**Esercizi da svolgere:**
A – Nel testo sul co-clustering, elenca tutte le parole chiave riportate alla voce "Keywords" del software Co-cluster.
B – Secondo il testo sul co-clustering, quale algoritmo è stato usato?

**Testo:**
<<<<

June 22 2007

Co-clustering - Real World Dataset Test #2

Macchina usata:
PowerPC G4, 1.5GHz, 768MB RAM, Mac OS X

Software usato:

  • H. Cho, Y. Guan, and S. Sra, Co-cluster (v 1.1), 2004.
    @misc{coclus-software,
      author = {Hyuk Cho and Yuqiang Guan and Suvrit Sra},
      Date-Added = {2007-04-29 15:15:55 +0200},
      Date-Modified = {2007-06-25 17:10:33 +0200},
      Howpublished = {Bregman co-clustering software},
      Keywords = {co-clustering, relative entropy, euclidean distance, software},
      Title = {Co-cluster (v 1.1)},
      Url = {http://www.cs.utexas.edu/users/dml/Software/cocluster.html},
      Year = {2004},
      Bdsk-Url-1 = {http://www.cs.utexas.edu/users/dml/Software/cocluster.html}
    }

Dataset Usato:
Mushrooms Database
Number of instances: 8124
Number of Attributes: 22
2480 missing values for attribute #12
Original Class Distribution: edible: 4208 (51.8%), poisonous: 3916 (48.2%)
Mushroom records drawn from The Audubon Society Field Guide to North
American Mushrooms (1981). G. H. Lincoff (Pres.), New York: Alfred A. Knopf
Donor: Jeff Schlimmer (Jeffrey.Schlimmer@a.gp.cs.cmu.edu)
Date: 27 April 1987

Algoritmo di co-clustering usato: Minimum Sum Squared Residue

Prova #1
Richiesti 2 cluster di riga e 1 di colonna. Totale: 2 co-cluster

Tempo impiegato: User = 2 second(s) 127370 ms, System = 0 second(s) 40949 ms, Time/Run = 2.12737 second(s)

>>>>

**Materiale mostrato:**

<<<<

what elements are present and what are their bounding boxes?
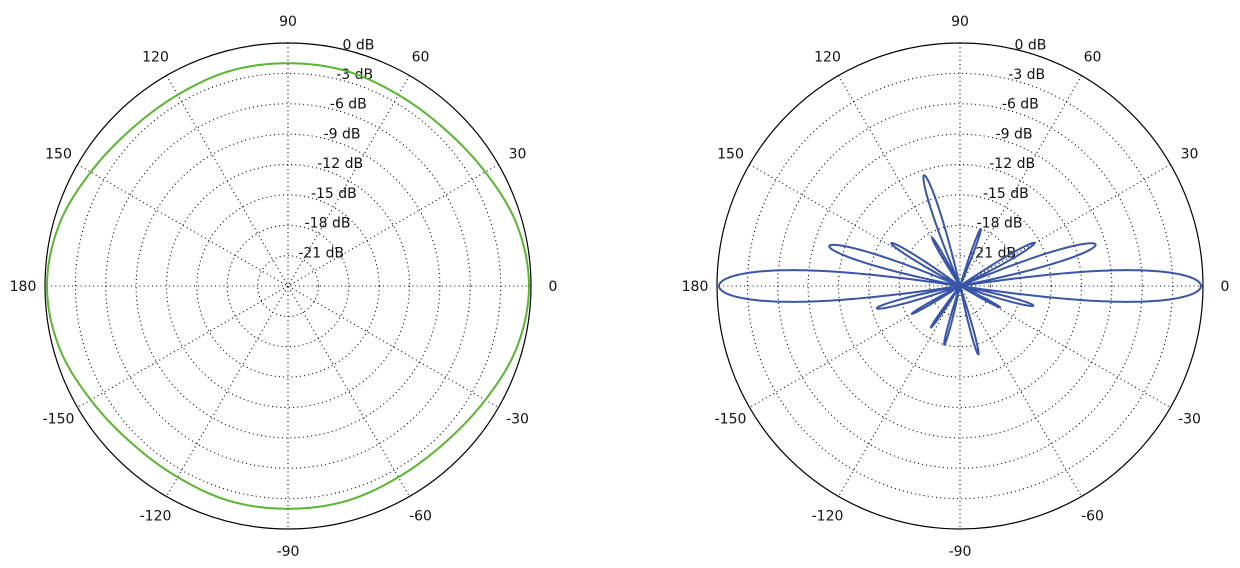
ring [777,103,1143,469]
angle-tick-label: 90 [951,14,969,30]
angle-tick-label: -30 [506,412,529,428]
angle-tick-label: 180 [682,279,709,295]
ring [807,133,1113,439]
angle-tick-label: -90 [949,544,972,560]
ring [196,194,380,378]
ring [929,255,991,317]
radial-tick-label: -18 dB [977,216,1023,232]
angle-tick-label: -60 [409,508,432,524]
ring [226,224,350,348]
outer-circle [44,42,532,530]
angle-tick-label: 60 [1084,50,1102,66]
ring [868,194,1052,378]
angle-tick-label: 30 [509,147,527,163]
angle-tick-label: 0 [1221,279,1230,295]
angle-tick-label: -120 [140,508,172,524]
pattern-trace-1 [46,62,530,510]
radial-tick-label: -6 dB [1002,97,1039,113]
radial-tick-label: -15 dB [311,186,357,202]
radial-tick-label: -9 dB [996,126,1033,142]
angle-tick-label: -90 [277,544,300,560]
radial-tick-label: -6 dB [330,97,367,113]
angle-tick-label: -60 [1081,508,1104,524]
radial-tick-label: -3 dB [1008,67,1045,83]
angle-tick-label: 150 [45,147,72,163]
angle-tick-label: 30 [1181,147,1199,163]
ring [257,255,319,317]
angle-tick-label: 120 [142,50,169,66]
angle-tick-label: -150 [43,412,75,428]
radial-tick-label: -21 dB [970,245,1016,261]
radial-tick-label: 0 dB [1015,37,1047,53]
ring [74,72,502,500]
radial-tick-label: -12 dB [989,156,1035,172]
angle-tick-label: 180 [10,279,37,295]
angle-tick-label: -150 [715,412,747,428]
radial-tick-label: -18 dB [305,216,351,232]
radial-tick-label: 0 dB [343,37,375,53]
ring [837,163,1083,409]
ring [135,133,441,439]
angle-tick-label: 120 [814,50,841,66]
radial-tick-label: -9 dB [324,126,361,142]
outer-circle [716,42,1204,530]
radial-tick-label: -12 dB [317,156,363,172]
angle-tick-label: -30 [1178,412,1201,428]
angle-tick-label: -120 [812,508,844,524]
angle-tick-label: 60 [412,50,430,66]
pattern-trace-2 [718,174,1202,356]
angle-tick-label: 0 [549,279,558,295]
ring [105,103,471,469]
polar-chart-2: 0 30 60 90 120 150 180 -150 -120 -90 -60 -30 0 dB -3 … [682,14,1230,560]
radial-tick-label: -21 dB [298,245,344,261]
angle-tick-label: 90 [279,14,297,30]
ring [165,163,411,409]
ring [746,72,1174,500]
ring [898,224,1022,348]
radial-tick-label: -15 dB [983,186,1029,202]
angle-tick-label: 150 [717,147,744,163]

>>>>

**Soluzioni:**
A – co-clustering, relative entropy, euclidean distance, software

B – Minimum Sum Squared Residue